++++ Task material ++++
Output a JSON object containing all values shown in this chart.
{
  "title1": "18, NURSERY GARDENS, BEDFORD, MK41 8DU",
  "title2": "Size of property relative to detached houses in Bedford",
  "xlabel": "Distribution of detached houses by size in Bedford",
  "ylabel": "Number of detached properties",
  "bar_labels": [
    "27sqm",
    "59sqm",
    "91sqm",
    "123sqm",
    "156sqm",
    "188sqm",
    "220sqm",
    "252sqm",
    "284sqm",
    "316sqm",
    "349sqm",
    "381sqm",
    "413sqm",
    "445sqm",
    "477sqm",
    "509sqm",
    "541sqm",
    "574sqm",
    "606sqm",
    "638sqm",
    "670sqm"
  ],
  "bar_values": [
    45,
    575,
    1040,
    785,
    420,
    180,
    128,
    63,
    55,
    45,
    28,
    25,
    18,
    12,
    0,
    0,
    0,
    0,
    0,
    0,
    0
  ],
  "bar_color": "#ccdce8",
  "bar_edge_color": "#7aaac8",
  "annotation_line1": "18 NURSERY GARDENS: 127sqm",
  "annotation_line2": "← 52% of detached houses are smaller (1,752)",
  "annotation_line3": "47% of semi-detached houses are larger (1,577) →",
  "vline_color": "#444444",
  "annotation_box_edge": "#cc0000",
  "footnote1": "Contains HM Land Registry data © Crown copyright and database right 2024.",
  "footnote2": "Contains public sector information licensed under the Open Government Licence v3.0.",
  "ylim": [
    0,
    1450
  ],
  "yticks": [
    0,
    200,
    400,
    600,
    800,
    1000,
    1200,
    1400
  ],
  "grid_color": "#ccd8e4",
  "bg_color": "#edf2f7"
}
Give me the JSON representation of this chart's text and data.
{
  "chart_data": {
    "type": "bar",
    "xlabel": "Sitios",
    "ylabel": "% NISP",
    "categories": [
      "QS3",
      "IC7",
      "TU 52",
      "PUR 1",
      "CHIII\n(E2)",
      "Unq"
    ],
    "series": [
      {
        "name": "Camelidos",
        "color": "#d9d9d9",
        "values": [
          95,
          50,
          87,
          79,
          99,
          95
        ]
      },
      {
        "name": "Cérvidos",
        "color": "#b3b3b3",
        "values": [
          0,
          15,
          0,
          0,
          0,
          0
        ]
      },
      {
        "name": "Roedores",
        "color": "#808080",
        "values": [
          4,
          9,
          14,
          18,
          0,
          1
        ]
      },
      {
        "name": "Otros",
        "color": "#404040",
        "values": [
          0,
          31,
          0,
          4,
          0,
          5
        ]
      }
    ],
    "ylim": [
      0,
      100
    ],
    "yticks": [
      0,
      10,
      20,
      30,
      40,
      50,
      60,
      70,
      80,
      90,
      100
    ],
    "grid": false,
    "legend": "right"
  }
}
++++
- **Job**
Reproduce the data in full, exactly as presented.

- **Correct response**
Output a JSON object containing all values shown in this chart.
{
  "title1": "18, NURSERY GARDENS, BEDFORD, MK41 8DU",
  "title2": "Size of property relative to detached houses in Bedford",
  "xlabel": "Distribution of detached houses by size in Bedford",
  "ylabel": "Number of detached properties",
  "bar_labels": [
    "27sqm",
    "59sqm",
    "91sqm",
    "123sqm",
    "156sqm",
    "188sqm",
    "220sqm",
    "252sqm",
    "284sqm",
    "316sqm",
    "349sqm",
    "381sqm",
    "413sqm",
    "445sqm",
    "477sqm",
    "509sqm",
    "541sqm",
    "574sqm",
    "606sqm",
    "638sqm",
    "670sqm"
  ],
  "bar_values": [
    45,
    575,
    1040,
    785,
    420,
    180,
    128,
    63,
    55,
    45,
    28,
    25,
    18,
    12,
    0,
    0,
    0,
    0,
    0,
    0,
    0
  ],
  "bar_color": "#ccdce8",
  "bar_edge_color": "#7aaac8",
  "annotation_line1": "18 NURSERY GARDENS: 127sqm",
  "annotation_line2": "← 52% of detached houses are smaller (1,752)",
  "annotation_line3": "47% of semi-detached houses are larger (1,577) →",
  "vline_color": "#444444",
  "annotation_box_edge": "#cc0000",
  "footnote1": "Contains HM Land Registry data © Crown copyright and database right 2024.",
  "footnote2": "Contains public sector information licensed under the Open Government Licence v3.0.",
  "ylim": [
    0,
    1450
  ],
  "yticks": [
    0,
    200,
    400,
    600,
    800,
    1000,
    1200,
    1400
  ],
  "grid_color": "#ccd8e4",
  "bg_color": "#edf2f7"
}
Give me the JSON representation of this chart's text and data.
{
  "chart_data": {
    "type": "bar",
    "xlabel": "Sitios",
    "ylabel": "% NISP",
    "categories": [
      "QS3",
      "IC7",
      "TU 52",
      "PUR 1",
      "CHIII\n(E2)",
      "Unq"
    ],
    "series": [
      {
        "name": "Camelidos",
        "color": "#d9d9d9",
        "values": [
          95,
          50,
          87,
          79,
          99,
          95
        ]
      },
      {
        "name": "Cérvidos",
        "color": "#b3b3b3",
        "values": [
          0,
          15,
          0,
          0,
          0,
          0
        ]
      },
      {
        "name": "Roedores",
        "color": "#808080",
        "values": [
          4,
          9,
          14,
          18,
          0,
          1
        ]
      },
      {
        "name": "Otros",
        "color": "#404040",
        "values": [
          0,
          31,
          0,
          4,
          0,
          5
        ]
      }
    ],
    "ylim": [
      0,
      100
    ],
    "yticks": [
      0,
      10,
      20,
      30,
      40,
      50,
      60,
      70,
      80,
      90,
      100
    ],
    "grid": false,
    "legend": "right"
  }
}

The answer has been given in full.